Instruction:
Go through the entries below and retype them exactly, omitting each picture.

· · · · · · ·

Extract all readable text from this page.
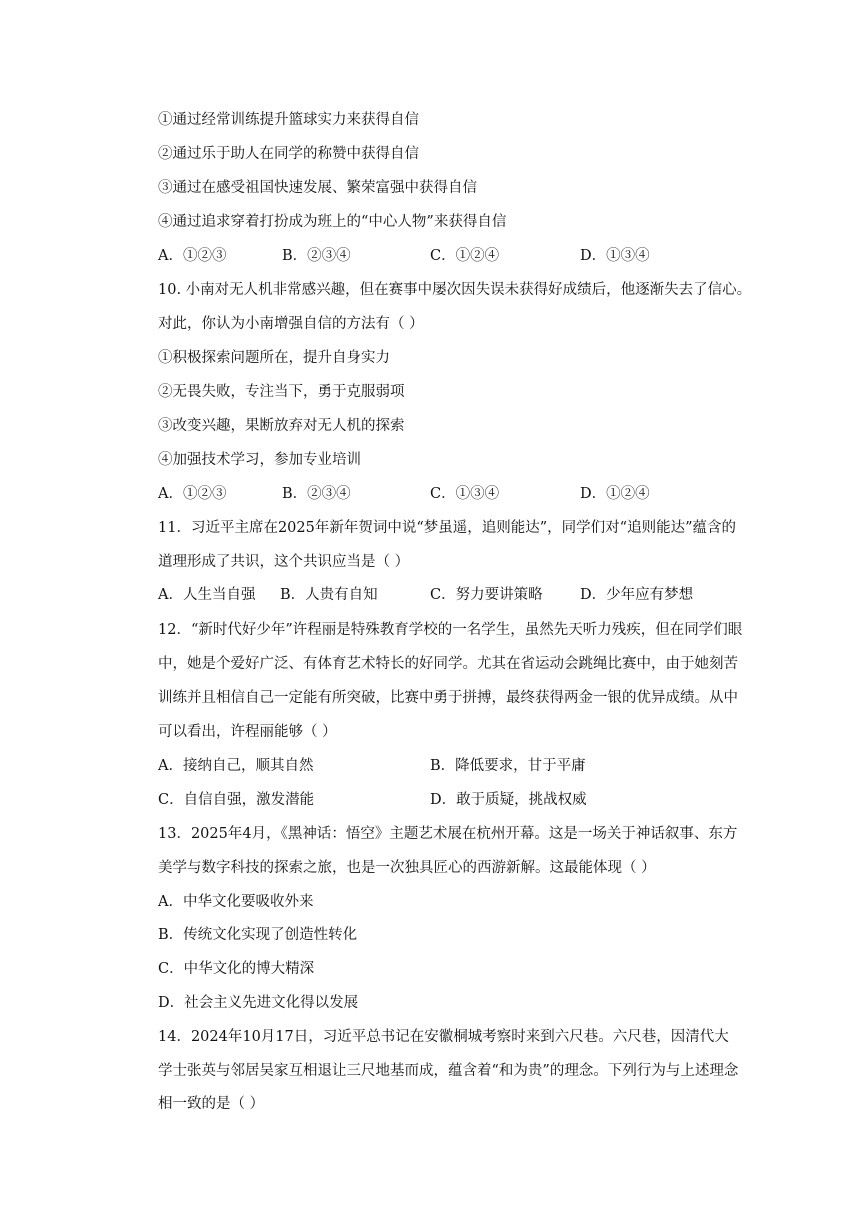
①通过经常训练提升篮球实力来获得自信
②通过乐于助人在同学的称赞中获得自信
③通过在感受祖国快速发展、繁荣富强中获得自信
④通过追求穿着打扮成为班上的“中心人物”来获得自信
A．①②③	B．②③④	C．①②④	D．①③④
10. 小南对无人机非常感兴趣，但在赛事中屡次因失误未获得好成绩后，他逐渐失去了信心。
对此，你认为小南增强自信的方法有（ ）
①积极探索问题所在，提升自身实力
②无畏失败，专注当下，勇于克服弱项
③改变兴趣，果断放弃对无人机的探索
④加强技术学习，参加专业培训
A．①②③	B．②③④	C．①③④	D．①②④
11．习近平主席在2025年新年贺词中说“梦虽遥，追则能达”，同学们对“追则能达”蕴含的
道理形成了共识，这个共识应当是（ ）
A．人生当自强 B．人贵有自知	C．努力要讲策略	D．少年应有梦想
12．“新时代好少年”许程丽是特殊教育学校的一名学生，虽然先天听力残疾，但在同学们眼
中，她是个爱好广泛、有体育艺术特长的好同学。尤其在省运动会跳绳比赛中，由于她刻苦
训练并且相信自己一定能有所突破，比赛中勇于拼搏，最终获得两金一银的优异成绩。从中
可以看出，许程丽能够（ ）
A．接纳自己，顺其自然	B．降低要求，甘于平庸
C．自信自强，激发潜能	D．敢于质疑，挑战权威
13．2025年4月，《黑神话：悟空》主题艺术展在杭州开幕。这是一场关于神话叙事、东方
美学与数字科技的探索之旅，也是一次独具匠心的西游新解。这最能体现（ ）
A．中华文化要吸收外来
B．传统文化实现了创造性转化
C．中华文化的博大精深
D．社会主义先进文化得以发展
14．2024年10月17日，习近平总书记在安徽桐城考察时来到六尺巷。六尺巷，因清代大
学士张英与邻居吴家互相退让三尺地基而成，蕴含着“和为贵”的理念。下列行为与上述理念
相一致的是（ ）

· · · · · · ·

Response to the exercise:
Extract all readable text from this page.
①通过经常训练提升篮球实力来获得自信
②通过乐于助人在同学的称赞中获得自信
③通过在感受祖国快速发展、繁荣富强中获得自信
④通过追求穿着打扮成为班上的“中心人物”来获得自信
A．①②③	B．②③④	C．①②④	D．①③④
10. 小南对无人机非常感兴趣，但在赛事中屡次因失误未获得好成绩后，他逐渐失去了信心。
对此，你认为小南增强自信的方法有（ ）
①积极探索问题所在，提升自身实力
②无畏失败，专注当下，勇于克服弱项
③改变兴趣，果断放弃对无人机的探索
④加强技术学习，参加专业培训
A．①②③	B．②③④	C．①③④	D．①②④
11．习近平主席在2025年新年贺词中说“梦虽遥，追则能达”，同学们对“追则能达”蕴含的
道理形成了共识，这个共识应当是（ ）
A．人生当自强 B．人贵有自知	C．努力要讲策略	D．少年应有梦想
12．“新时代好少年”许程丽是特殊教育学校的一名学生，虽然先天听力残疾，但在同学们眼
中，她是个爱好广泛、有体育艺术特长的好同学。尤其在省运动会跳绳比赛中，由于她刻苦
训练并且相信自己一定能有所突破，比赛中勇于拼搏，最终获得两金一银的优异成绩。从中
可以看出，许程丽能够（ ）
A．接纳自己，顺其自然	B．降低要求，甘于平庸
C．自信自强，激发潜能	D．敢于质疑，挑战权威
13．2025年4月，《黑神话：悟空》主题艺术展在杭州开幕。这是一场关于神话叙事、东方
美学与数字科技的探索之旅，也是一次独具匠心的西游新解。这最能体现（ ）
A．中华文化要吸收外来
B．传统文化实现了创造性转化
C．中华文化的博大精深
D．社会主义先进文化得以发展
14．2024年10月17日，习近平总书记在安徽桐城考察时来到六尺巷。六尺巷，因清代大
学士张英与邻居吴家互相退让三尺地基而成，蕴含着“和为贵”的理念。下列行为与上述理念
相一致的是（ ）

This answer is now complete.